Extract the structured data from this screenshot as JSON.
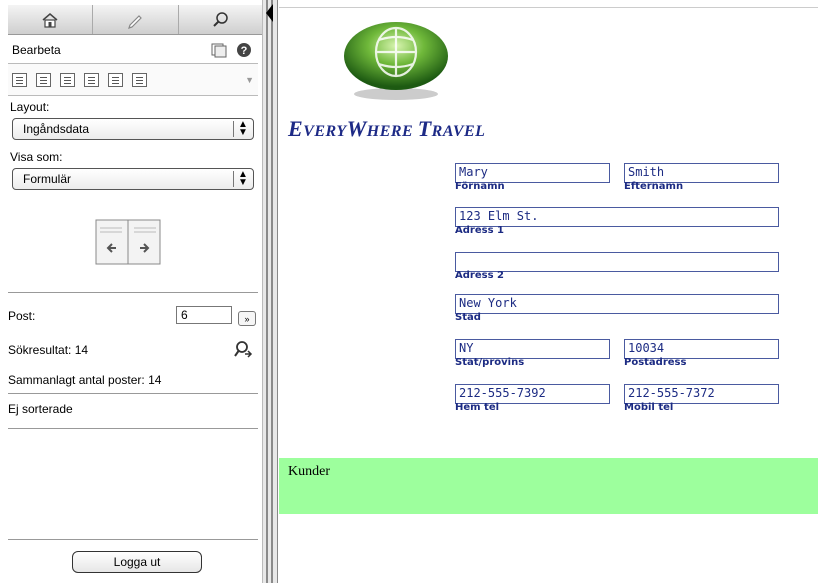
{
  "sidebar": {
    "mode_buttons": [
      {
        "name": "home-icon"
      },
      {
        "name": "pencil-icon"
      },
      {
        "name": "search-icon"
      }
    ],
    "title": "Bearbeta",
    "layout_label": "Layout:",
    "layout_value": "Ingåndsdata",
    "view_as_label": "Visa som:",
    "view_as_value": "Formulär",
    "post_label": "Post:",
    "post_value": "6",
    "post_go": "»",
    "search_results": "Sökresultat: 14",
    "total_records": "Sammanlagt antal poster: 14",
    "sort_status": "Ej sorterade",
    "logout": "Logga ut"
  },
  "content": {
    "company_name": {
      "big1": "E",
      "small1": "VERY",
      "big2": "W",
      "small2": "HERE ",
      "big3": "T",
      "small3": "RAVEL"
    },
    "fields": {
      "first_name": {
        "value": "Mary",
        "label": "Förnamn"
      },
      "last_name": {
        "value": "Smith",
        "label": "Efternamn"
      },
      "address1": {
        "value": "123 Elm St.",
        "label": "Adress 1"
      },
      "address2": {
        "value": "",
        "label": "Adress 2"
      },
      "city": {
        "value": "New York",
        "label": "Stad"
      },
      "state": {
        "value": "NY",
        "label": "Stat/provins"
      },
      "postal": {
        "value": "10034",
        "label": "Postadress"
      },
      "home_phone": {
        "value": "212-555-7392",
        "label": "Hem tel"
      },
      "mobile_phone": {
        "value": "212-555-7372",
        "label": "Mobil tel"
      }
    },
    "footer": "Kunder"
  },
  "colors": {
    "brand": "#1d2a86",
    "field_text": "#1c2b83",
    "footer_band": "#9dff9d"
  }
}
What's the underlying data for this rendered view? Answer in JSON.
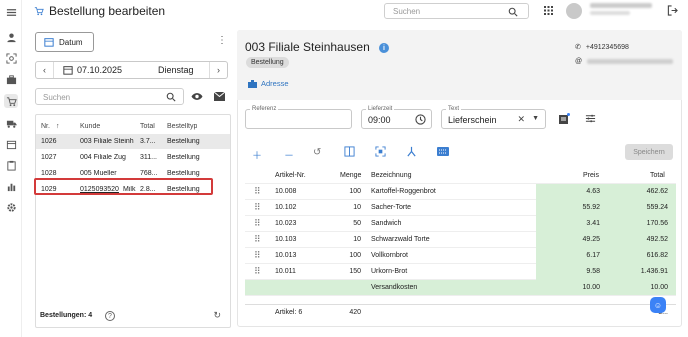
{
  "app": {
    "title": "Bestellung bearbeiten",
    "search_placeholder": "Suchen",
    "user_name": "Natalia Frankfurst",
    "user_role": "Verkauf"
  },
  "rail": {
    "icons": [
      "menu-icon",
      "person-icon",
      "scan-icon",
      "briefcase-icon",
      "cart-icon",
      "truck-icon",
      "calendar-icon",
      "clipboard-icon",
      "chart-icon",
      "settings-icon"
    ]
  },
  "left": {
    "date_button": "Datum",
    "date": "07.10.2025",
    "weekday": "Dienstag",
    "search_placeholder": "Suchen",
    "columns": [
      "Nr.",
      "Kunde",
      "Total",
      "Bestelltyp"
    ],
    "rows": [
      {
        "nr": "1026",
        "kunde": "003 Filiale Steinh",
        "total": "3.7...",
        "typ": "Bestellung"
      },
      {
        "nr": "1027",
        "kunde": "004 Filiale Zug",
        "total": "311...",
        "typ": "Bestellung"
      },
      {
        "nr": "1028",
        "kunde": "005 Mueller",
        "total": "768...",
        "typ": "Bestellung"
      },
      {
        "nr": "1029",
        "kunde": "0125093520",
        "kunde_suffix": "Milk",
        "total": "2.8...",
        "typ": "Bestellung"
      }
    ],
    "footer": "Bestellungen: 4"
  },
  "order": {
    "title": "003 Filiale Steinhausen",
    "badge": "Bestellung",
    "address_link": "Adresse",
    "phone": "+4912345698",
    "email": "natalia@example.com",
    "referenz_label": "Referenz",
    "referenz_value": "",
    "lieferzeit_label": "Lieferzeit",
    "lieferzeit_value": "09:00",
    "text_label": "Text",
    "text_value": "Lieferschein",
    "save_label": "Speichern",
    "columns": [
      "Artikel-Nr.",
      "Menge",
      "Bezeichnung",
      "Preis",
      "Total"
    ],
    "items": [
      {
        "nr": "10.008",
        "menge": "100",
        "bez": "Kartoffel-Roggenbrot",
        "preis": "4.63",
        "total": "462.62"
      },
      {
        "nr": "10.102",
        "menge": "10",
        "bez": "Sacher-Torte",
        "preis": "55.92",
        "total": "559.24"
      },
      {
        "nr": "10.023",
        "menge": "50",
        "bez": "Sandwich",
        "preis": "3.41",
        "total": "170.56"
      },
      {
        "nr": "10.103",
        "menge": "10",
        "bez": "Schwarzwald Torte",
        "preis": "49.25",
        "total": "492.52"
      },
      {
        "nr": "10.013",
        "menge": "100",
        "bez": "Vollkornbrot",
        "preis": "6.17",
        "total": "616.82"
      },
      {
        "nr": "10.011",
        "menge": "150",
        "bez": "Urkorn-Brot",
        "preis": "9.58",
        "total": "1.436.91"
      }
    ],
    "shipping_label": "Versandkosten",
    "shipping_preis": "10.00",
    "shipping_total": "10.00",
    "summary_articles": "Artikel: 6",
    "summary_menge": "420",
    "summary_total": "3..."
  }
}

● ● ● ●

**TASK**
Copy the listing word for word, excluding its pictures.

**RESULT OF THE TASK**
Extract the structured data from this screenshot as JSON.
{
  "sidebar": {
    "mode_buttons": [
      {
        "name": "home-icon"
      },
      {
        "name": "pencil-icon"
      },
      {
        "name": "search-icon"
      }
    ],
    "title": "Bearbeta",
    "layout_label": "Layout:",
    "layout_value": "Ingåndsdata",
    "view_as_label": "Visa som:",
    "view_as_value": "Formulär",
    "post_label": "Post:",
    "post_value": "6",
    "post_go": "»",
    "search_results": "Sökresultat: 14",
    "total_records": "Sammanlagt antal poster: 14",
    "sort_status": "Ej sorterade",
    "logout": "Logga ut"
  },
  "content": {
    "company_name": {
      "big1": "E",
      "small1": "VERY",
      "big2": "W",
      "small2": "HERE ",
      "big3": "T",
      "small3": "RAVEL"
    },
    "fields": {
      "first_name": {
        "value": "Mary",
        "label": "Förnamn"
      },
      "last_name": {
        "value": "Smith",
        "label": "Efternamn"
      },
      "address1": {
        "value": "123 Elm St.",
        "label": "Adress 1"
      },
      "address2": {
        "value": "",
        "label": "Adress 2"
      },
      "city": {
        "value": "New York",
        "label": "Stad"
      },
      "state": {
        "value": "NY",
        "label": "Stat/provins"
      },
      "postal": {
        "value": "10034",
        "label": "Postadress"
      },
      "home_phone": {
        "value": "212-555-7392",
        "label": "Hem tel"
      },
      "mobile_phone": {
        "value": "212-555-7372",
        "label": "Mobil tel"
      }
    },
    "footer": "Kunder"
  },
  "colors": {
    "brand": "#1d2a86",
    "field_text": "#1c2b83",
    "footer_band": "#9dff9d"
  }
}
What's the underlying data for this rendered view? Answer in JSON.
{
  "app": {
    "title": "Bestellung bearbeiten",
    "search_placeholder": "Suchen",
    "user_name": "Natalia Frankfurst",
    "user_role": "Verkauf"
  },
  "rail": {
    "icons": [
      "menu-icon",
      "person-icon",
      "scan-icon",
      "briefcase-icon",
      "cart-icon",
      "truck-icon",
      "calendar-icon",
      "clipboard-icon",
      "chart-icon",
      "settings-icon"
    ]
  },
  "left": {
    "date_button": "Datum",
    "date": "07.10.2025",
    "weekday": "Dienstag",
    "search_placeholder": "Suchen",
    "columns": [
      "Nr.",
      "Kunde",
      "Total",
      "Bestelltyp"
    ],
    "rows": [
      {
        "nr": "1026",
        "kunde": "003 Filiale Steinh",
        "total": "3.7...",
        "typ": "Bestellung"
      },
      {
        "nr": "1027",
        "kunde": "004 Filiale Zug",
        "total": "311...",
        "typ": "Bestellung"
      },
      {
        "nr": "1028",
        "kunde": "005 Mueller",
        "total": "768...",
        "typ": "Bestellung"
      },
      {
        "nr": "1029",
        "kunde": "0125093520",
        "kunde_suffix": "Milk",
        "total": "2.8...",
        "typ": "Bestellung"
      }
    ],
    "footer": "Bestellungen: 4"
  },
  "order": {
    "title": "003 Filiale Steinhausen",
    "badge": "Bestellung",
    "address_link": "Adresse",
    "phone": "+4912345698",
    "email": "natalia@example.com",
    "referenz_label": "Referenz",
    "referenz_value": "",
    "lieferzeit_label": "Lieferzeit",
    "lieferzeit_value": "09:00",
    "text_label": "Text",
    "text_value": "Lieferschein",
    "save_label": "Speichern",
    "columns": [
      "Artikel-Nr.",
      "Menge",
      "Bezeichnung",
      "Preis",
      "Total"
    ],
    "items": [
      {
        "nr": "10.008",
        "menge": "100",
        "bez": "Kartoffel-Roggenbrot",
        "preis": "4.63",
        "total": "462.62"
      },
      {
        "nr": "10.102",
        "menge": "10",
        "bez": "Sacher-Torte",
        "preis": "55.92",
        "total": "559.24"
      },
      {
        "nr": "10.023",
        "menge": "50",
        "bez": "Sandwich",
        "preis": "3.41",
        "total": "170.56"
      },
      {
        "nr": "10.103",
        "menge": "10",
        "bez": "Schwarzwald Torte",
        "preis": "49.25",
        "total": "492.52"
      },
      {
        "nr": "10.013",
        "menge": "100",
        "bez": "Vollkornbrot",
        "preis": "6.17",
        "total": "616.82"
      },
      {
        "nr": "10.011",
        "menge": "150",
        "bez": "Urkorn-Brot",
        "preis": "9.58",
        "total": "1.436.91"
      }
    ],
    "shipping_label": "Versandkosten",
    "shipping_preis": "10.00",
    "shipping_total": "10.00",
    "summary_articles": "Artikel: 6",
    "summary_menge": "420",
    "summary_total": "3..."
  }
}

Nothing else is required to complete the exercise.